Dataset excerpts
········

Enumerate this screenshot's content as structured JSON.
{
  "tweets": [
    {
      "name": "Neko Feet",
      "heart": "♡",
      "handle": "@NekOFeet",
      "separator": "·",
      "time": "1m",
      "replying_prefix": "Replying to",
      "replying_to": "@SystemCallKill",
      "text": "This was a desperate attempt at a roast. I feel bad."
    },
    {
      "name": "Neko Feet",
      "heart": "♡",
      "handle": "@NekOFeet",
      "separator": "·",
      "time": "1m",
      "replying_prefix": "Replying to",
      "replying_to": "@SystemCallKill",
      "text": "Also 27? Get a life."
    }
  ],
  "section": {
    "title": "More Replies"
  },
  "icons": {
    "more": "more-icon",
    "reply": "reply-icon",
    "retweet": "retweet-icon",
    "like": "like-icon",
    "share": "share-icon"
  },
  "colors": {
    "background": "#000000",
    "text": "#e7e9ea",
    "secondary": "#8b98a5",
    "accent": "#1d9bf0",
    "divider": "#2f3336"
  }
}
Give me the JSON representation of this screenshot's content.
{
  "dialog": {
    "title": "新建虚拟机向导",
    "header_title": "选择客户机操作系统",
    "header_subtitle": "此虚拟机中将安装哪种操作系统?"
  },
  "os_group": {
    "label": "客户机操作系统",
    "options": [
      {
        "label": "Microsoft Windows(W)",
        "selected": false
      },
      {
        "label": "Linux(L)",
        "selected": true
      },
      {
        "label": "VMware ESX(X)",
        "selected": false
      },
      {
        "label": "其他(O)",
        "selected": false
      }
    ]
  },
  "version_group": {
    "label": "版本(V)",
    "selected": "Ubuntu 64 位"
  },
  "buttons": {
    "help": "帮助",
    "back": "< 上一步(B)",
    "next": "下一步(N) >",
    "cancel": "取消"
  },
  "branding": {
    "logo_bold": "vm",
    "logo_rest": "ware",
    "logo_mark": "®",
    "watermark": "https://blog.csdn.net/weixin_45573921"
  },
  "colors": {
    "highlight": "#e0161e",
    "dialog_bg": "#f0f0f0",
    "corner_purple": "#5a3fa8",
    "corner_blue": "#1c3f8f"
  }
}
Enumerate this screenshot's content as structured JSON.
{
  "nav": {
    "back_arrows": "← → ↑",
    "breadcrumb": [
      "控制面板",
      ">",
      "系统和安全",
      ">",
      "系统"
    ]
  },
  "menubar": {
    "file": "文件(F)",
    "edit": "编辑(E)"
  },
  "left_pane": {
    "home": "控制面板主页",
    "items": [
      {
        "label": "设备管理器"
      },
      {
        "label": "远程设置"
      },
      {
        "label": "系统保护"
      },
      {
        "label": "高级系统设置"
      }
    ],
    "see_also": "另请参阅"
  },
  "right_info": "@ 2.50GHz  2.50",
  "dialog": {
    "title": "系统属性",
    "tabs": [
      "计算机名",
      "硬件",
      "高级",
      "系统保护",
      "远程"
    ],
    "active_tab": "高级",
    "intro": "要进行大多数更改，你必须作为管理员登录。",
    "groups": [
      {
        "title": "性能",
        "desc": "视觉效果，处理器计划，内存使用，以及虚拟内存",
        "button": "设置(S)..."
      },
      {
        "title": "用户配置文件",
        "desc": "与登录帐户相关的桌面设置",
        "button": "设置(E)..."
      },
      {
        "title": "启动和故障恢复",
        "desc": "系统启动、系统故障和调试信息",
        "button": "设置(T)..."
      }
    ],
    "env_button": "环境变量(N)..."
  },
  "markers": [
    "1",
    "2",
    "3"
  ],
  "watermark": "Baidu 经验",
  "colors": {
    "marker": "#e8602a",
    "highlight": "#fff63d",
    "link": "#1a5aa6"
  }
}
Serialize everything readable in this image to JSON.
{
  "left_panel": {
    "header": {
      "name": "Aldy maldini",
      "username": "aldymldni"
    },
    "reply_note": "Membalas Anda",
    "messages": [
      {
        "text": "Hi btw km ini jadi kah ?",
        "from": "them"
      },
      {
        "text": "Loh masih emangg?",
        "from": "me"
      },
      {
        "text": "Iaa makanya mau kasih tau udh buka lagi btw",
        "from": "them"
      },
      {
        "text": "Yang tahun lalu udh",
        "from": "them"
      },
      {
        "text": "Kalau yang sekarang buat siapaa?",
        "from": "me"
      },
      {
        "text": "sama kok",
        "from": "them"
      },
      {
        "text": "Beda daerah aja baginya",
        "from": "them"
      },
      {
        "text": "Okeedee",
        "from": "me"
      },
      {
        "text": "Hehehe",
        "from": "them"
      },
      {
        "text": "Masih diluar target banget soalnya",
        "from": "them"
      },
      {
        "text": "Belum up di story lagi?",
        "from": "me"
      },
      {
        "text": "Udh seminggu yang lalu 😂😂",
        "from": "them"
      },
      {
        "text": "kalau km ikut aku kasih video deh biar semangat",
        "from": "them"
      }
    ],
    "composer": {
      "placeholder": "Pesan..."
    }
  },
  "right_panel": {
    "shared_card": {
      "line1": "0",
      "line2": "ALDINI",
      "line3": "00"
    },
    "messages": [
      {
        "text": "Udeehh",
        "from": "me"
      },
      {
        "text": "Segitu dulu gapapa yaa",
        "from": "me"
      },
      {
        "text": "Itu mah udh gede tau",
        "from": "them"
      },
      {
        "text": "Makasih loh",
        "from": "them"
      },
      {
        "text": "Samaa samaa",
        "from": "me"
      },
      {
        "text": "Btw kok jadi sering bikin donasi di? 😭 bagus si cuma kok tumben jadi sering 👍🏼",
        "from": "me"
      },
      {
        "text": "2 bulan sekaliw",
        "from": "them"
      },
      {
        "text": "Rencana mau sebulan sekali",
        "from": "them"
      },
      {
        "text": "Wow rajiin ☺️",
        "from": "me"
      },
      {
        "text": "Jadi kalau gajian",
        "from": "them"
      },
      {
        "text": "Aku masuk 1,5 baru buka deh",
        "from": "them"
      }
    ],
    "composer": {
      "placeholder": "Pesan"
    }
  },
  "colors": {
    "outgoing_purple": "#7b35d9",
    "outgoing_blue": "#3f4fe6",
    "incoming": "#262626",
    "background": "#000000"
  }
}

········

> **Exercise aim**
Give the entries once more, exactly as they appear.

> **Completed task**
Enumerate this screenshot's content as structured JSON.
{
  "tweets": [
    {
      "name": "Neko Feet",
      "heart": "♡",
      "handle": "@NekOFeet",
      "separator": "·",
      "time": "1m",
      "replying_prefix": "Replying to",
      "replying_to": "@SystemCallKill",
      "text": "This was a desperate attempt at a roast. I feel bad."
    },
    {
      "name": "Neko Feet",
      "heart": "♡",
      "handle": "@NekOFeet",
      "separator": "·",
      "time": "1m",
      "replying_prefix": "Replying to",
      "replying_to": "@SystemCallKill",
      "text": "Also 27? Get a life."
    }
  ],
  "section": {
    "title": "More Replies"
  },
  "icons": {
    "more": "more-icon",
    "reply": "reply-icon",
    "retweet": "retweet-icon",
    "like": "like-icon",
    "share": "share-icon"
  },
  "colors": {
    "background": "#000000",
    "text": "#e7e9ea",
    "secondary": "#8b98a5",
    "accent": "#1d9bf0",
    "divider": "#2f3336"
  }
}
Give me the JSON representation of this screenshot's content.
{
  "dialog": {
    "title": "新建虚拟机向导",
    "header_title": "选择客户机操作系统",
    "header_subtitle": "此虚拟机中将安装哪种操作系统?"
  },
  "os_group": {
    "label": "客户机操作系统",
    "options": [
      {
        "label": "Microsoft Windows(W)",
        "selected": false
      },
      {
        "label": "Linux(L)",
        "selected": true
      },
      {
        "label": "VMware ESX(X)",
        "selected": false
      },
      {
        "label": "其他(O)",
        "selected": false
      }
    ]
  },
  "version_group": {
    "label": "版本(V)",
    "selected": "Ubuntu 64 位"
  },
  "buttons": {
    "help": "帮助",
    "back": "< 上一步(B)",
    "next": "下一步(N) >",
    "cancel": "取消"
  },
  "branding": {
    "logo_bold": "vm",
    "logo_rest": "ware",
    "logo_mark": "®",
    "watermark": "https://blog.csdn.net/weixin_45573921"
  },
  "colors": {
    "highlight": "#e0161e",
    "dialog_bg": "#f0f0f0",
    "corner_purple": "#5a3fa8",
    "corner_blue": "#1c3f8f"
  }
}
Enumerate this screenshot's content as structured JSON.
{
  "nav": {
    "back_arrows": "← → ↑",
    "breadcrumb": [
      "控制面板",
      ">",
      "系统和安全",
      ">",
      "系统"
    ]
  },
  "menubar": {
    "file": "文件(F)",
    "edit": "编辑(E)"
  },
  "left_pane": {
    "home": "控制面板主页",
    "items": [
      {
        "label": "设备管理器"
      },
      {
        "label": "远程设置"
      },
      {
        "label": "系统保护"
      },
      {
        "label": "高级系统设置"
      }
    ],
    "see_also": "另请参阅"
  },
  "right_info": "@ 2.50GHz  2.50",
  "dialog": {
    "title": "系统属性",
    "tabs": [
      "计算机名",
      "硬件",
      "高级",
      "系统保护",
      "远程"
    ],
    "active_tab": "高级",
    "intro": "要进行大多数更改，你必须作为管理员登录。",
    "groups": [
      {
        "title": "性能",
        "desc": "视觉效果，处理器计划，内存使用，以及虚拟内存",
        "button": "设置(S)..."
      },
      {
        "title": "用户配置文件",
        "desc": "与登录帐户相关的桌面设置",
        "button": "设置(E)..."
      },
      {
        "title": "启动和故障恢复",
        "desc": "系统启动、系统故障和调试信息",
        "button": "设置(T)..."
      }
    ],
    "env_button": "环境变量(N)..."
  },
  "markers": [
    "1",
    "2",
    "3"
  ],
  "watermark": "Baidu 经验",
  "colors": {
    "marker": "#e8602a",
    "highlight": "#fff63d",
    "link": "#1a5aa6"
  }
}
Serialize everything readable in this image to JSON.
{
  "left_panel": {
    "header": {
      "name": "Aldy maldini",
      "username": "aldymldni"
    },
    "reply_note": "Membalas Anda",
    "messages": [
      {
        "text": "Hi btw km ini jadi kah ?",
        "from": "them"
      },
      {
        "text": "Loh masih emangg?",
        "from": "me"
      },
      {
        "text": "Iaa makanya mau kasih tau udh buka lagi btw",
        "from": "them"
      },
      {
        "text": "Yang tahun lalu udh",
        "from": "them"
      },
      {
        "text": "Kalau yang sekarang buat siapaa?",
        "from": "me"
      },
      {
        "text": "sama kok",
        "from": "them"
      },
      {
        "text": "Beda daerah aja baginya",
        "from": "them"
      },
      {
        "text": "Okeedee",
        "from": "me"
      },
      {
        "text": "Hehehe",
        "from": "them"
      },
      {
        "text": "Masih diluar target banget soalnya",
        "from": "them"
      },
      {
        "text": "Belum up di story lagi?",
        "from": "me"
      },
      {
        "text": "Udh seminggu yang lalu 😂😂",
        "from": "them"
      },
      {
        "text": "kalau km ikut aku kasih video deh biar semangat",
        "from": "them"
      }
    ],
    "composer": {
      "placeholder": "Pesan..."
    }
  },
  "right_panel": {
    "shared_card": {
      "line1": "0",
      "line2": "ALDINI",
      "line3": "00"
    },
    "messages": [
      {
        "text": "Udeehh",
        "from": "me"
      },
      {
        "text": "Segitu dulu gapapa yaa",
        "from": "me"
      },
      {
        "text": "Itu mah udh gede tau",
        "from": "them"
      },
      {
        "text": "Makasih loh",
        "from": "them"
      },
      {
        "text": "Samaa samaa",
        "from": "me"
      },
      {
        "text": "Btw kok jadi sering bikin donasi di? 😭 bagus si cuma kok tumben jadi sering 👍🏼",
        "from": "me"
      },
      {
        "text": "2 bulan sekaliw",
        "from": "them"
      },
      {
        "text": "Rencana mau sebulan sekali",
        "from": "them"
      },
      {
        "text": "Wow rajiin ☺️",
        "from": "me"
      },
      {
        "text": "Jadi kalau gajian",
        "from": "them"
      },
      {
        "text": "Aku masuk 1,5 baru buka deh",
        "from": "them"
      }
    ],
    "composer": {
      "placeholder": "Pesan"
    }
  },
  "colors": {
    "outgoing_purple": "#7b35d9",
    "outgoing_blue": "#3f4fe6",
    "incoming": "#262626",
    "background": "#000000"
  }
}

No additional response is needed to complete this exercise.